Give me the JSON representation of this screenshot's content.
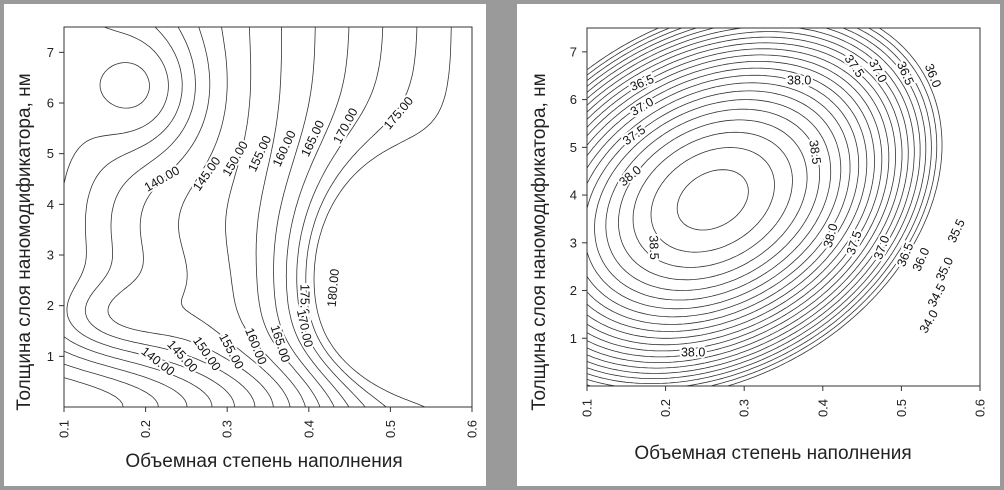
{
  "chart_data": [
    {
      "type": "contour",
      "xlabel": "Объемная степень наполнения",
      "ylabel": "Толщина слоя наномодификатора, нм",
      "xlim": [
        0.1,
        0.6
      ],
      "ylim": [
        0,
        7.5
      ],
      "x_ticks": [
        "0.1",
        "0.2",
        "0.3",
        "0.4",
        "0.5",
        "0.6"
      ],
      "y_ticks": [
        "1",
        "2",
        "3",
        "4",
        "5",
        "6",
        "7"
      ],
      "grid": false,
      "contour_labels": [
        {
          "text": "140.00",
          "x": 0.22,
          "y": 4.5,
          "angle": -30
        },
        {
          "text": "145.00",
          "x": 0.275,
          "y": 4.6,
          "angle": -55
        },
        {
          "text": "150.00",
          "x": 0.31,
          "y": 4.9,
          "angle": -60
        },
        {
          "text": "155.00",
          "x": 0.34,
          "y": 5.0,
          "angle": -65
        },
        {
          "text": "160.00",
          "x": 0.37,
          "y": 5.1,
          "angle": -65
        },
        {
          "text": "165.00",
          "x": 0.405,
          "y": 5.3,
          "angle": -65
        },
        {
          "text": "170.00",
          "x": 0.445,
          "y": 5.55,
          "angle": -62
        },
        {
          "text": "175.00",
          "x": 0.51,
          "y": 5.8,
          "angle": -50
        },
        {
          "text": "175.00",
          "x": 0.395,
          "y": 2.05,
          "angle": 90
        },
        {
          "text": "180.00",
          "x": 0.43,
          "y": 2.35,
          "angle": -85
        },
        {
          "text": "140.00",
          "x": 0.215,
          "y": 0.9,
          "angle": 38
        },
        {
          "text": "145.00",
          "x": 0.245,
          "y": 1.0,
          "angle": 48
        },
        {
          "text": "150.00",
          "x": 0.275,
          "y": 1.05,
          "angle": 55
        },
        {
          "text": "155.00",
          "x": 0.305,
          "y": 1.1,
          "angle": 62
        },
        {
          "text": "160.00",
          "x": 0.335,
          "y": 1.2,
          "angle": 68
        },
        {
          "text": "165.00",
          "x": 0.365,
          "y": 1.25,
          "angle": 72
        },
        {
          "text": "170.00",
          "x": 0.395,
          "y": 1.55,
          "angle": 78
        }
      ]
    },
    {
      "type": "contour",
      "xlabel": "Объемная степень наполнения",
      "ylabel": "Толщина слоя наномодификатора, нм",
      "xlim": [
        0.1,
        0.6
      ],
      "ylim": [
        0,
        7.5
      ],
      "x_ticks": [
        "0.1",
        "0.2",
        "0.3",
        "0.4",
        "0.5",
        "0.6"
      ],
      "y_ticks": [
        "1",
        "2",
        "3",
        "4",
        "5",
        "6",
        "7"
      ],
      "grid": false,
      "contour_labels": [
        {
          "text": "36.5",
          "x": 0.17,
          "y": 6.35,
          "angle": -22
        },
        {
          "text": "37.0",
          "x": 0.17,
          "y": 5.85,
          "angle": -30
        },
        {
          "text": "37.5",
          "x": 0.16,
          "y": 5.25,
          "angle": -35
        },
        {
          "text": "38.0",
          "x": 0.155,
          "y": 4.4,
          "angle": -40
        },
        {
          "text": "38.0",
          "x": 0.37,
          "y": 6.4,
          "angle": 0
        },
        {
          "text": "37.5",
          "x": 0.44,
          "y": 6.7,
          "angle": 55
        },
        {
          "text": "37.0",
          "x": 0.47,
          "y": 6.6,
          "angle": 62
        },
        {
          "text": "36.5",
          "x": 0.505,
          "y": 6.55,
          "angle": 66
        },
        {
          "text": "36.0",
          "x": 0.54,
          "y": 6.5,
          "angle": 68
        },
        {
          "text": "38.5",
          "x": 0.39,
          "y": 4.9,
          "angle": 82
        },
        {
          "text": "38.5",
          "x": 0.185,
          "y": 2.9,
          "angle": 88
        },
        {
          "text": "38.0",
          "x": 0.41,
          "y": 3.15,
          "angle": -75
        },
        {
          "text": "37.5",
          "x": 0.44,
          "y": 3.0,
          "angle": -72
        },
        {
          "text": "37.0",
          "x": 0.475,
          "y": 2.9,
          "angle": -70
        },
        {
          "text": "36.5",
          "x": 0.505,
          "y": 2.75,
          "angle": -68
        },
        {
          "text": "36.0",
          "x": 0.525,
          "y": 2.65,
          "angle": -66
        },
        {
          "text": "35.5",
          "x": 0.57,
          "y": 3.25,
          "angle": -65
        },
        {
          "text": "35.0",
          "x": 0.555,
          "y": 2.45,
          "angle": -64
        },
        {
          "text": "34.5",
          "x": 0.545,
          "y": 1.9,
          "angle": -62
        },
        {
          "text": "34.0",
          "x": 0.535,
          "y": 1.35,
          "angle": -60
        },
        {
          "text": "38.0",
          "x": 0.235,
          "y": 0.7,
          "angle": 0
        }
      ]
    }
  ]
}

| Direction |
Transcribe the full listing character for character. Pictures are excluded.

| Finished exercise |
Give me the JSON representation of this screenshot's content.
{
  "chart_data": [
    {
      "type": "contour",
      "xlabel": "Объемная степень наполнения",
      "ylabel": "Толщина слоя наномодификатора, нм",
      "xlim": [
        0.1,
        0.6
      ],
      "ylim": [
        0,
        7.5
      ],
      "x_ticks": [
        "0.1",
        "0.2",
        "0.3",
        "0.4",
        "0.5",
        "0.6"
      ],
      "y_ticks": [
        "1",
        "2",
        "3",
        "4",
        "5",
        "6",
        "7"
      ],
      "grid": false,
      "contour_labels": [
        {
          "text": "140.00",
          "x": 0.22,
          "y": 4.5,
          "angle": -30
        },
        {
          "text": "145.00",
          "x": 0.275,
          "y": 4.6,
          "angle": -55
        },
        {
          "text": "150.00",
          "x": 0.31,
          "y": 4.9,
          "angle": -60
        },
        {
          "text": "155.00",
          "x": 0.34,
          "y": 5.0,
          "angle": -65
        },
        {
          "text": "160.00",
          "x": 0.37,
          "y": 5.1,
          "angle": -65
        },
        {
          "text": "165.00",
          "x": 0.405,
          "y": 5.3,
          "angle": -65
        },
        {
          "text": "170.00",
          "x": 0.445,
          "y": 5.55,
          "angle": -62
        },
        {
          "text": "175.00",
          "x": 0.51,
          "y": 5.8,
          "angle": -50
        },
        {
          "text": "175.00",
          "x": 0.395,
          "y": 2.05,
          "angle": 90
        },
        {
          "text": "180.00",
          "x": 0.43,
          "y": 2.35,
          "angle": -85
        },
        {
          "text": "140.00",
          "x": 0.215,
          "y": 0.9,
          "angle": 38
        },
        {
          "text": "145.00",
          "x": 0.245,
          "y": 1.0,
          "angle": 48
        },
        {
          "text": "150.00",
          "x": 0.275,
          "y": 1.05,
          "angle": 55
        },
        {
          "text": "155.00",
          "x": 0.305,
          "y": 1.1,
          "angle": 62
        },
        {
          "text": "160.00",
          "x": 0.335,
          "y": 1.2,
          "angle": 68
        },
        {
          "text": "165.00",
          "x": 0.365,
          "y": 1.25,
          "angle": 72
        },
        {
          "text": "170.00",
          "x": 0.395,
          "y": 1.55,
          "angle": 78
        }
      ]
    },
    {
      "type": "contour",
      "xlabel": "Объемная степень наполнения",
      "ylabel": "Толщина слоя наномодификатора, нм",
      "xlim": [
        0.1,
        0.6
      ],
      "ylim": [
        0,
        7.5
      ],
      "x_ticks": [
        "0.1",
        "0.2",
        "0.3",
        "0.4",
        "0.5",
        "0.6"
      ],
      "y_ticks": [
        "1",
        "2",
        "3",
        "4",
        "5",
        "6",
        "7"
      ],
      "grid": false,
      "contour_labels": [
        {
          "text": "36.5",
          "x": 0.17,
          "y": 6.35,
          "angle": -22
        },
        {
          "text": "37.0",
          "x": 0.17,
          "y": 5.85,
          "angle": -30
        },
        {
          "text": "37.5",
          "x": 0.16,
          "y": 5.25,
          "angle": -35
        },
        {
          "text": "38.0",
          "x": 0.155,
          "y": 4.4,
          "angle": -40
        },
        {
          "text": "38.0",
          "x": 0.37,
          "y": 6.4,
          "angle": 0
        },
        {
          "text": "37.5",
          "x": 0.44,
          "y": 6.7,
          "angle": 55
        },
        {
          "text": "37.0",
          "x": 0.47,
          "y": 6.6,
          "angle": 62
        },
        {
          "text": "36.5",
          "x": 0.505,
          "y": 6.55,
          "angle": 66
        },
        {
          "text": "36.0",
          "x": 0.54,
          "y": 6.5,
          "angle": 68
        },
        {
          "text": "38.5",
          "x": 0.39,
          "y": 4.9,
          "angle": 82
        },
        {
          "text": "38.5",
          "x": 0.185,
          "y": 2.9,
          "angle": 88
        },
        {
          "text": "38.0",
          "x": 0.41,
          "y": 3.15,
          "angle": -75
        },
        {
          "text": "37.5",
          "x": 0.44,
          "y": 3.0,
          "angle": -72
        },
        {
          "text": "37.0",
          "x": 0.475,
          "y": 2.9,
          "angle": -70
        },
        {
          "text": "36.5",
          "x": 0.505,
          "y": 2.75,
          "angle": -68
        },
        {
          "text": "36.0",
          "x": 0.525,
          "y": 2.65,
          "angle": -66
        },
        {
          "text": "35.5",
          "x": 0.57,
          "y": 3.25,
          "angle": -65
        },
        {
          "text": "35.0",
          "x": 0.555,
          "y": 2.45,
          "angle": -64
        },
        {
          "text": "34.5",
          "x": 0.545,
          "y": 1.9,
          "angle": -62
        },
        {
          "text": "34.0",
          "x": 0.535,
          "y": 1.35,
          "angle": -60
        },
        {
          "text": "38.0",
          "x": 0.235,
          "y": 0.7,
          "angle": 0
        }
      ]
    }
  ]
}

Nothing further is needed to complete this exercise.